◆ Instruction: Find the string "리스트가" in the records. Copy every line it appears in.

━━━━

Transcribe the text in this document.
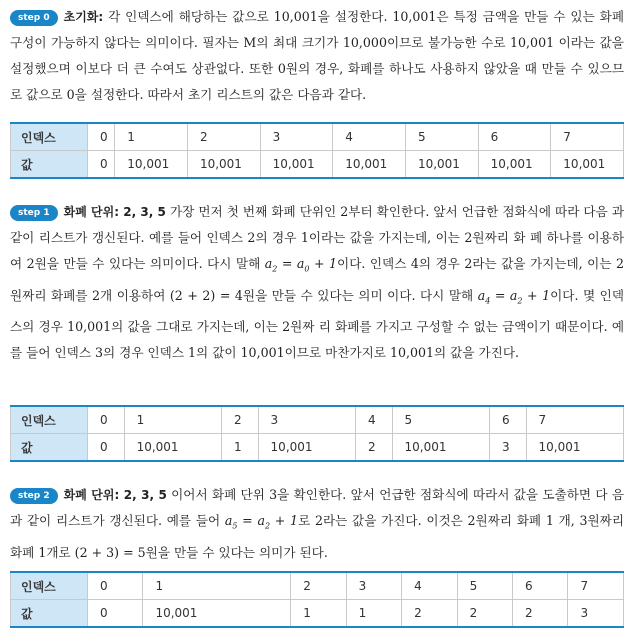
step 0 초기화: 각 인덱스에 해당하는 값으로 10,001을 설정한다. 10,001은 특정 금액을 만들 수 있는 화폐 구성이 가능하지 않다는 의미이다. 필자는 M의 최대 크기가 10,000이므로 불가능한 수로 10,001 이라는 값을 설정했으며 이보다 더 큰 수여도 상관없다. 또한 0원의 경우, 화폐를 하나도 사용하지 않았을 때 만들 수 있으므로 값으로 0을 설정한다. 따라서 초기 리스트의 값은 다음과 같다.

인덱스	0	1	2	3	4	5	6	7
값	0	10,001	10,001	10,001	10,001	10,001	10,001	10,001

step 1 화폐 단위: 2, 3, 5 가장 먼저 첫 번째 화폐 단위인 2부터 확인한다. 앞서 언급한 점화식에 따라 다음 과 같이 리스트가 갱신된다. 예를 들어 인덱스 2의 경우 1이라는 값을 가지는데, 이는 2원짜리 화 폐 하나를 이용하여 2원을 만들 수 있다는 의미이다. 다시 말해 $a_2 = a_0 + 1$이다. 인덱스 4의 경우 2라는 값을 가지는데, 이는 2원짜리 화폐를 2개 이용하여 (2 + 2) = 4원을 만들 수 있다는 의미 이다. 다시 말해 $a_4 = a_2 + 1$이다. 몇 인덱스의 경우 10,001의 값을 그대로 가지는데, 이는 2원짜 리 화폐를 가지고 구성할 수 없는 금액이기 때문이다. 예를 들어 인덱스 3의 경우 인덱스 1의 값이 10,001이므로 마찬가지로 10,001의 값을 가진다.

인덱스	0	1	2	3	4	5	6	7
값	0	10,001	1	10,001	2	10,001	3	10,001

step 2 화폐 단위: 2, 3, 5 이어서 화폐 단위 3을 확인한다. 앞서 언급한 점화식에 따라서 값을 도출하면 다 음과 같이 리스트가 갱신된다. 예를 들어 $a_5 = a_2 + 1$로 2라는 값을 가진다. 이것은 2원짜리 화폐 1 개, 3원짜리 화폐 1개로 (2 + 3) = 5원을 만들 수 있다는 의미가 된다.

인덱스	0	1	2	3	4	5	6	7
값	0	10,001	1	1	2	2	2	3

━━━━

◆ Result of the exercise:
step 1 화폐 단위: 2, 3, 5 가장 먼저 첫 번째 화폐 단위인 2부터 확인한다. 앞서 언급한 점화식에 따라 다음 과 같이 리스트가 갱신된다. 예를 들어 인덱스 2의 경우 1이라는 값을 가지는데, 이는 2원짜리 화 폐 하나를 이용하여 2원을 만들 수 있다는 의미이다. 다시 말해 $a_2 = a_0 + 1$이다. 인덱스 4의 경우 2라는 값을 가지는데, 이는 2원짜리 화폐를 2개 이용하여 (2 + 2) = 4원을 만들 수 있다는 의미 이다. 다시 말해 $a_4 = a_2 + 1$이다. 몇 인덱스의 경우 10,001의 값을 그대로 가지는데, 이는 2원짜 리 화폐를 가지고 구성할 수 없는 금액이기 때문이다. 예를 들어 인덱스 3의 경우 인덱스 1의 값이 10,001이므로 마찬가지로 10,001의 값을 가진다.
step 2 화폐 단위: 2, 3, 5 이어서 화폐 단위 3을 확인한다. 앞서 언급한 점화식에 따라서 값을 도출하면 다 음과 같이 리스트가 갱신된다. 예를 들어 $a_5 = a_2 + 1$로 2라는 값을 가진다. 이것은 2원짜리 화폐 1 개, 3원짜리 화폐 1개로 (2 + 3) = 5원을 만들 수 있다는 의미가 된다.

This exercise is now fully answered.